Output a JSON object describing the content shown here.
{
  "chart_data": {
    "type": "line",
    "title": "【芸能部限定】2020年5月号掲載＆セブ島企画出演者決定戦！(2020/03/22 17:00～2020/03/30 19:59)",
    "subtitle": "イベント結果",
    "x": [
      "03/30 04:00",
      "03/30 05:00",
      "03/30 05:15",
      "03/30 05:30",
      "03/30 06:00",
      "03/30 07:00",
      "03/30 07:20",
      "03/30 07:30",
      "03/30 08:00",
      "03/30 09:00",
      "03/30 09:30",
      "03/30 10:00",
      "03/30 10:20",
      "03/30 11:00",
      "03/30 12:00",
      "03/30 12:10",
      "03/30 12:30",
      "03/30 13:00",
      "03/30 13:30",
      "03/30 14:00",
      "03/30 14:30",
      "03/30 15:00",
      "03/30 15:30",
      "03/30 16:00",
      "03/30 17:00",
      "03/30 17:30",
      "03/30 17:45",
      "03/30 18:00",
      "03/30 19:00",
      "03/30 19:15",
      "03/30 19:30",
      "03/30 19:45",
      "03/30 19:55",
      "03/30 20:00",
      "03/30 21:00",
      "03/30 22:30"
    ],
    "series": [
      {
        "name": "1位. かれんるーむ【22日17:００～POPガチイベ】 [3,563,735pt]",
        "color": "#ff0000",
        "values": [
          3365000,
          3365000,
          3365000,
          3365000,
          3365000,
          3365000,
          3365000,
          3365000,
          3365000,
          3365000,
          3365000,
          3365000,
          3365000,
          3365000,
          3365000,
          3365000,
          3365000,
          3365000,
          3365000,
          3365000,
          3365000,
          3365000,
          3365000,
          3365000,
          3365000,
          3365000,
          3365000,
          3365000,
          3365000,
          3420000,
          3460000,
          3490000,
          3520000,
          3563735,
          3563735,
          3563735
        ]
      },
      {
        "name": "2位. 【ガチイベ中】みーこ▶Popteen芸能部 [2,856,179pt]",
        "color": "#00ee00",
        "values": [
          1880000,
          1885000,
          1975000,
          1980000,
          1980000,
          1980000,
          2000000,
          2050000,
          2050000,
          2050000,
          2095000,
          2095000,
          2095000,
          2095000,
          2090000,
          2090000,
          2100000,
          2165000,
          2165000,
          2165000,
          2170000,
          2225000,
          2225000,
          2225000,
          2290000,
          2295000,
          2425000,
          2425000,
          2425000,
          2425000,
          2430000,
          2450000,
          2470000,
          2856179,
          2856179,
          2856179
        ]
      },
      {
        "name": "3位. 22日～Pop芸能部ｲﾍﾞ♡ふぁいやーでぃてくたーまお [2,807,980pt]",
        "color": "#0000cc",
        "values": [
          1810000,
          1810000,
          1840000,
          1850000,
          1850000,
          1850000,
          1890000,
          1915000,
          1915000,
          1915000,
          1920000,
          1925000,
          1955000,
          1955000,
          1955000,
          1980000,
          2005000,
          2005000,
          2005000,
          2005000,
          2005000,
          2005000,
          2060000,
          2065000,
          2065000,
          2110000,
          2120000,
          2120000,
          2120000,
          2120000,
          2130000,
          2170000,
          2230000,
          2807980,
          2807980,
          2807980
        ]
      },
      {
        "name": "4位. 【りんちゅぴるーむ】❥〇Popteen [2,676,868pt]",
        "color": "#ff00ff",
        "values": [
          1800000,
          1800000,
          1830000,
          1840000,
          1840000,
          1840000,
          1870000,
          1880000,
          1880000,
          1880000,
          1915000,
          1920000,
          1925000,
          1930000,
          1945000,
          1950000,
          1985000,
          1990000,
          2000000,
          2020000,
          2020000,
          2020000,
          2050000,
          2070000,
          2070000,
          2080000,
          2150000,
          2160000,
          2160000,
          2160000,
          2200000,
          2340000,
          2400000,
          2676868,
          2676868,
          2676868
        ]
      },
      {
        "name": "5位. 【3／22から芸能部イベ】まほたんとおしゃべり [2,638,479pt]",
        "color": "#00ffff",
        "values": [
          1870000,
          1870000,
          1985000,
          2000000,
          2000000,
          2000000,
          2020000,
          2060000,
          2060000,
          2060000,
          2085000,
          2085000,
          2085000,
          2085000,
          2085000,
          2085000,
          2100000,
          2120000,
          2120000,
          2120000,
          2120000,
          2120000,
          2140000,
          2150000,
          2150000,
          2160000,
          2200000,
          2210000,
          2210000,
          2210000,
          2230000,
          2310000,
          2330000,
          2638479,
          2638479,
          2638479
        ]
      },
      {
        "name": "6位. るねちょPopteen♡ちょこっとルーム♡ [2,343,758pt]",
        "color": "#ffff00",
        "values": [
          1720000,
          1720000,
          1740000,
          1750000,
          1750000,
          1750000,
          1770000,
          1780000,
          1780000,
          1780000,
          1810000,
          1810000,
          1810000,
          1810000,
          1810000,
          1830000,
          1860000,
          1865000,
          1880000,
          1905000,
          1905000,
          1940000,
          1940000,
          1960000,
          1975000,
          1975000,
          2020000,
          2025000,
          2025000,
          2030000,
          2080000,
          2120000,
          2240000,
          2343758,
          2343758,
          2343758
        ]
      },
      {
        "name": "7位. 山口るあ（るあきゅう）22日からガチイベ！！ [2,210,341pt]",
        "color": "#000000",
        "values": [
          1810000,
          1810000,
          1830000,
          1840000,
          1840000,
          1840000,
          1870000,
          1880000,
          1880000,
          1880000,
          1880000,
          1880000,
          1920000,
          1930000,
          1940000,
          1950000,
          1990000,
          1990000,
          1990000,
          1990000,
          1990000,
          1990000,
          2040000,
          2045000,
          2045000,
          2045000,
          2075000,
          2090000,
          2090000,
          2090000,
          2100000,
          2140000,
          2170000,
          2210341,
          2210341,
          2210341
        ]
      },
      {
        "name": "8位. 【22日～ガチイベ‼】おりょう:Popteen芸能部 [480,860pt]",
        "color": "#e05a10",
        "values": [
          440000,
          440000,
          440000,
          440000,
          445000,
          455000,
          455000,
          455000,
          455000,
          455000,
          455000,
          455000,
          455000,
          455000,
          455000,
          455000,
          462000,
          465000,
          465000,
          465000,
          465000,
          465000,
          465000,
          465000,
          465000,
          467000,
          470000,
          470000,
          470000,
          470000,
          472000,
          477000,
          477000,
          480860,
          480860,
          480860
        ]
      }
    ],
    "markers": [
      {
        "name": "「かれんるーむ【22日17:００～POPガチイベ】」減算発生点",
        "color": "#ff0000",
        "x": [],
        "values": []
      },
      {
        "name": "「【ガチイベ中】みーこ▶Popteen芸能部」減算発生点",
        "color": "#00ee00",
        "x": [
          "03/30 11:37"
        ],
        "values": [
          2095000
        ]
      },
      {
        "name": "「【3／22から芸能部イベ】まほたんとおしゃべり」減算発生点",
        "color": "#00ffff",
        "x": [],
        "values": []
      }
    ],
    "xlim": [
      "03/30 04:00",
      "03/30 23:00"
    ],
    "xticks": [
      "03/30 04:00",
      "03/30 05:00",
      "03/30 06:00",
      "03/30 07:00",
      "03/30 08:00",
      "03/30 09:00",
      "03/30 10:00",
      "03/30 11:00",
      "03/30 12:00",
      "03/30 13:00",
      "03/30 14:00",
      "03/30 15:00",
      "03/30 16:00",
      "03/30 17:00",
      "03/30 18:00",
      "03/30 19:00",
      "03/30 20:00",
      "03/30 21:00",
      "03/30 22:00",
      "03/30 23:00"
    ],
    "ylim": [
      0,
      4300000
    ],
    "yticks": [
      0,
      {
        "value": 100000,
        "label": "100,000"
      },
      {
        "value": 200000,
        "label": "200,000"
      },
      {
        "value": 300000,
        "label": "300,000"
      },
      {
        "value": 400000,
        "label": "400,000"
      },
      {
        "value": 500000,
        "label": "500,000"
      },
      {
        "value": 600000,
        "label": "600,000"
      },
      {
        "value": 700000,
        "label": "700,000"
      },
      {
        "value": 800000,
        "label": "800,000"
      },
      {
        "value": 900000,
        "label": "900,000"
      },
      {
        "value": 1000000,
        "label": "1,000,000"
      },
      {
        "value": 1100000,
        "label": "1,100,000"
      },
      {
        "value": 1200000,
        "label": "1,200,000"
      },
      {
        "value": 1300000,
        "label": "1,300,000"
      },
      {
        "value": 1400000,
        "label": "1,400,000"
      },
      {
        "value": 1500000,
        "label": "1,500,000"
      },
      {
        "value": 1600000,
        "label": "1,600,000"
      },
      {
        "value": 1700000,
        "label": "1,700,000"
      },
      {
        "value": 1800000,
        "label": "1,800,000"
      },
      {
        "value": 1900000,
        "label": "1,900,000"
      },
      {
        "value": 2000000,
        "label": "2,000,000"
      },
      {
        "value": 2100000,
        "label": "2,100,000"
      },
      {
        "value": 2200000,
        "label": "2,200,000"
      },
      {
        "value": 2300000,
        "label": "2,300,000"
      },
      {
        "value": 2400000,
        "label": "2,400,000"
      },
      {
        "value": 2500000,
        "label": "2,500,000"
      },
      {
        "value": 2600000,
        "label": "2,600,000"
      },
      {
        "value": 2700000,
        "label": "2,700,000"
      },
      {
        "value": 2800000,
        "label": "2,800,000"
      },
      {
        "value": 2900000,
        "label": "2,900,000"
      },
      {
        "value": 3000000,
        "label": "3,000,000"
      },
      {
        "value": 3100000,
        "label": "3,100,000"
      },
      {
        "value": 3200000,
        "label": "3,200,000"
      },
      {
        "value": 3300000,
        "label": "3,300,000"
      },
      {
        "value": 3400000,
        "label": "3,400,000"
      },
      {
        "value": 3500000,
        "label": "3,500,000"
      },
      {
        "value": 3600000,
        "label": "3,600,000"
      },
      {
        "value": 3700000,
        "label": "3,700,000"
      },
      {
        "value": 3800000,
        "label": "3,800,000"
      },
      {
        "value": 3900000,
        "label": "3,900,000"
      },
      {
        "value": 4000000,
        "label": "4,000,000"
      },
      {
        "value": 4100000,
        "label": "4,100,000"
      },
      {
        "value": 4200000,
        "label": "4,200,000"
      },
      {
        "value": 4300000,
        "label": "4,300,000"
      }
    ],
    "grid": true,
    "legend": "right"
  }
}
----------------------------------------
▶ Direction
Lines that include the word "ガチイベ中" are to be extracted from the data above.

▶ Response below
        "name": "2位. 【ガチイベ中】みーこ▶Popteen芸能部 [2,856,179pt]",
        "name": "「【ガチイベ中】みーこ▶Popteen芸能部」減算発生点",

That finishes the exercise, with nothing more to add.